▶ [SHORT EXERCISE]: All of the data below must be repeated exactly.

Dataset excerpt:
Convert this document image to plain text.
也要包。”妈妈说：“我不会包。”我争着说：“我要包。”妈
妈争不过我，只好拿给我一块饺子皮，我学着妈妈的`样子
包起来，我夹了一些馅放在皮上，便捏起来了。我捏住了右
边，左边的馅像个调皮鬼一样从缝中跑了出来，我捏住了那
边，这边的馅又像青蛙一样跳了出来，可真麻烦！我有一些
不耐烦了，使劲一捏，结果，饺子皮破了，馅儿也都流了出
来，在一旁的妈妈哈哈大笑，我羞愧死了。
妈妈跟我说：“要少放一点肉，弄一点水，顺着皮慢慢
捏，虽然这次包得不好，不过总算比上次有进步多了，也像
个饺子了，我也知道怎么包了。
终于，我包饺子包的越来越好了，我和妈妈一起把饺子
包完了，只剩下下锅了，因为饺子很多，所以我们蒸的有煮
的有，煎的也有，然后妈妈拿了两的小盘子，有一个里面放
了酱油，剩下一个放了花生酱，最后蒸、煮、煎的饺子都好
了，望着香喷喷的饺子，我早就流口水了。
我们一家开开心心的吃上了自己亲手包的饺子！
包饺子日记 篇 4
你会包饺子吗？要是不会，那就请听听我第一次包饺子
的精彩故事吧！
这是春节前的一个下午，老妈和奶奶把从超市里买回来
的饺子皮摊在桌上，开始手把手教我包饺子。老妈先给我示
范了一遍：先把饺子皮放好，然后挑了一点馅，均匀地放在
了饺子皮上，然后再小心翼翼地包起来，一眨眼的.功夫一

▶ [THE RESPONSE]:
Convert this document image to plain text.
也要包。”妈妈说：“我不会包。”我争着说：“我要包。”妈
妈争不过我，只好拿给我一块饺子皮，我学着妈妈的`样子
包起来，我夹了一些馅放在皮上，便捏起来了。我捏住了右
边，左边的馅像个调皮鬼一样从缝中跑了出来，我捏住了那
边，这边的馅又像青蛙一样跳了出来，可真麻烦！我有一些
不耐烦了，使劲一捏，结果，饺子皮破了，馅儿也都流了出
来，在一旁的妈妈哈哈大笑，我羞愧死了。
妈妈跟我说：“要少放一点肉，弄一点水，顺着皮慢慢
捏，虽然这次包得不好，不过总算比上次有进步多了，也像
个饺子了，我也知道怎么包了。
终于，我包饺子包的越来越好了，我和妈妈一起把饺子
包完了，只剩下下锅了，因为饺子很多，所以我们蒸的有煮
的有，煎的也有，然后妈妈拿了两的小盘子，有一个里面放
了酱油，剩下一个放了花生酱，最后蒸、煮、煎的饺子都好
了，望着香喷喷的饺子，我早就流口水了。
我们一家开开心心的吃上了自己亲手包的饺子！
包饺子日记 篇 4
你会包饺子吗？要是不会，那就请听听我第一次包饺子
的精彩故事吧！
这是春节前的一个下午，老妈和奶奶把从超市里买回来
的饺子皮摊在桌上，开始手把手教我包饺子。老妈先给我示
范了一遍：先把饺子皮放好，然后挑了一点馅，均匀地放在
了饺子皮上，然后再小心翼翼地包起来，一眨眼的.功夫一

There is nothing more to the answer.